**PASSAGE TO READ**
────────

Conférence publique, University of Geneva, with UN Special Rapporteur on the Right to Education, Dr. Kishore Singh Lecture by Dr. Katrien Beeckman, Head, Principles and Values Department, IFRC. April 2012.
After a pious and sober life, an elderly man was granted an opportunity to ask a question to God. "Lord," he said, "can you tell me whether paradise and hell exist?" God guided the old man to two doors, and opened the first one. In the room stood a huge, round table with a pot full of deliciously smelling porridge in the middle. Hmmmm, it made the old man's mouth water... Then he watched the people around the table, they were thin and livid and gave the impression to be starving. They were holding spoons with very long handles attached to their arms, so that they could reach the pot and take the porridge. But, as the handle of the spoon was longer than their arm, they weren’t able to bring the spoon back to their mouth and eat. The old man shivered in front of so much misery and suffering. God told him: "You have just seen hell", and led him to the second door. The old man was startled. The scene was exactly the same as before: the huge, round table, the porridge pot in the middle, people around it holding spoons with long handles. But, this time, the people were radiant, smiling, talking and laughing, they were well nourished and fit; "heaven". The old man turned to God: "I don’t understand!" God paused and replied, "Well, it is simple, it is a matter of education. The second group learned to nourish and care for each other, the first one only to think of themselves."
This talk is dedicated to prof. Katarina Tomasevski, former and late Special Rapporteur on the Right to Education, who was a member of my Ph.D. defence and with whom I had the privilege to collaborate 10 years ago. I also would like to dedicate this talk to all of us who contribute to building a culture of nonviolence and peace and who care for education as a tool to learn how to care for ourselves, for our family, for our community, for strangers and for the planet we all share.
Dear students and peace promoters, let us dive straight away into the matter at hand and address the core question: does the right to education play a role in the promotion of a culture of nonviolence and peace? First, we will find the - affirmative - answer within the human rights framework, secondly, we will address a logically following second question and reflect on how education can maximally fulfill this role. Finally, I propose to share with you some insights and an initiative developed within the International Federation of Red Cross and Red Crescent Societies.
(show: capsule de bouteille): What is this? It is a bottle cap. Fair enough. But what is it really? For us here in this posh Geneva auditorium, it is most likely trash to be thrown in the bin. For some children in a different part of the world, it is a toy to play with in the school recreation court or the street. For kids stuck in child labour, selling scrap metal is an income generating activity and hence, for them it is a means of survival.

────────

**TASK DETAILS**
Answer these questions from the lecture.
1. What food was in the pot in the middle of the table?
2. Which former Special Rapporteur on the Right to Education is the talk dedicated to?
3. For kids stuck in child labour, what is a bottle cap?
The listing is not needed for anything here.

**DATA**
────────

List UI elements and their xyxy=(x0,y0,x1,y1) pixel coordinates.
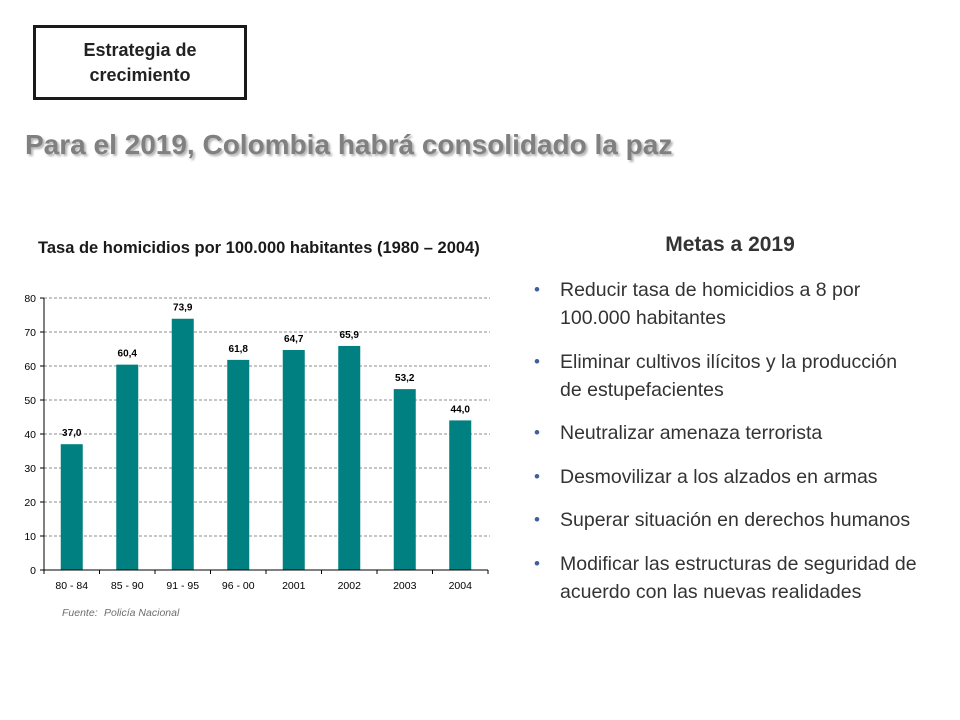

────────

**WRITTEN RESPONSE**
1. Porridge.
2. Prof. Katarina Tomasevski.
3. A means of survival, since selling scrap metal brings them income.